◆ The exercise ◆
All entries below need to be written out exactly, but without their pictures.
■ ■ ■ ■ ■ ■ ■
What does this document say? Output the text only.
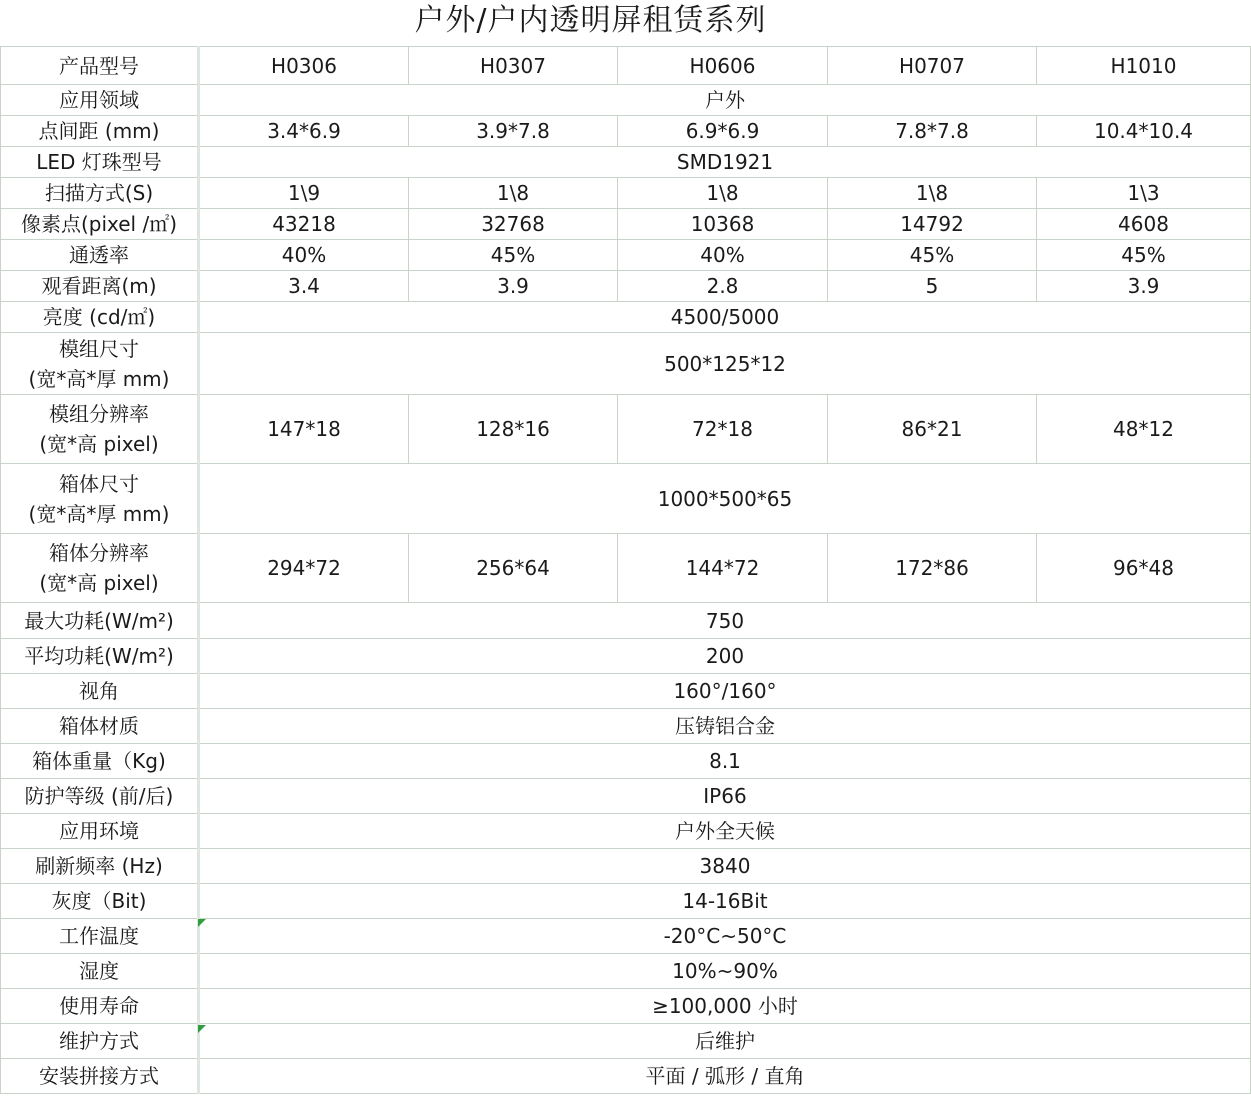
户外/户内透明屏租赁系列
产品型号	H0306	H0307	H0606	H0707	H1010
应用领域	户外				
点间距 (mm)	3.4*6.9	3.9*7.8	6.9*6.9	7.8*7.8	10.4*10.4
LED 灯珠型号	SMD1921				
扫描方式(S)	1\9	1\8	1\8	1\8	1\3
像素点(pixel /㎡)	43218	32768	10368	14792	4608
通透率	40%	45%	40%	45%	45%
观看距离(m)	3.4	3.9	2.8	5	3.9
亮度 (cd/㎡)	4500/5000				

模组尺寸
(宽*高*厚 mm)	500*125*12				

模组分辨率
(宽*高 pixel)	147*18	128*16	72*18	86*21	48*12

箱体尺寸
(宽*高*厚 mm)	1000*500*65				

箱体分辨率
(宽*高 pixel)	294*72	256*64	144*72	172*86	96*48
最大功耗(W/m²)	750				
平均功耗(W/m²)	200				
视角	160°/160°				
箱体材质	压铸铝合金				
箱体重量（Kg)	8.1				
防护等级 (前/后)	IP66				
应用环境	户外全天候				
刷新频率 (Hz)	3840				
灰度（Bit)	14-16Bit				
工作温度	-20°C~50°C				
湿度	10%~90%				
使用寿命	≥100,000 小时				
维护方式	后维护				
安装拼接方式	平面 / 弧形 / 直角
■ ■ ■ ■ ■ ■ ■
◆ Solution to the problem ◆
What does this document say? Output the text only.
户外/户内透明屏租赁系列
产品型号	H0306	H0307	H0606	H0707	H1010
应用领域	户外				
点间距 (mm)	3.4*6.9	3.9*7.8	6.9*6.9	7.8*7.8	10.4*10.4
LED 灯珠型号	SMD1921				
扫描方式(S)	1\9	1\8	1\8	1\8	1\3
像素点(pixel /㎡)	43218	32768	10368	14792	4608
通透率	40%	45%	40%	45%	45%
观看距离(m)	3.4	3.9	2.8	5	3.9
亮度 (cd/㎡)	4500/5000				

模组尺寸
(宽*高*厚 mm)	500*125*12				

模组分辨率
(宽*高 pixel)	147*18	128*16	72*18	86*21	48*12

箱体尺寸
(宽*高*厚 mm)	1000*500*65				

箱体分辨率
(宽*高 pixel)	294*72	256*64	144*72	172*86	96*48
最大功耗(W/m²)	750				
平均功耗(W/m²)	200				
视角	160°/160°				
箱体材质	压铸铝合金				
箱体重量（Kg)	8.1				
防护等级 (前/后)	IP66				
应用环境	户外全天候				
刷新频率 (Hz)	3840				
灰度（Bit)	14-16Bit				
工作温度	-20°C~50°C				
湿度	10%~90%				
使用寿命	≥100,000 小时				
维护方式	后维护				
安装拼接方式	平面 / 弧形 / 直角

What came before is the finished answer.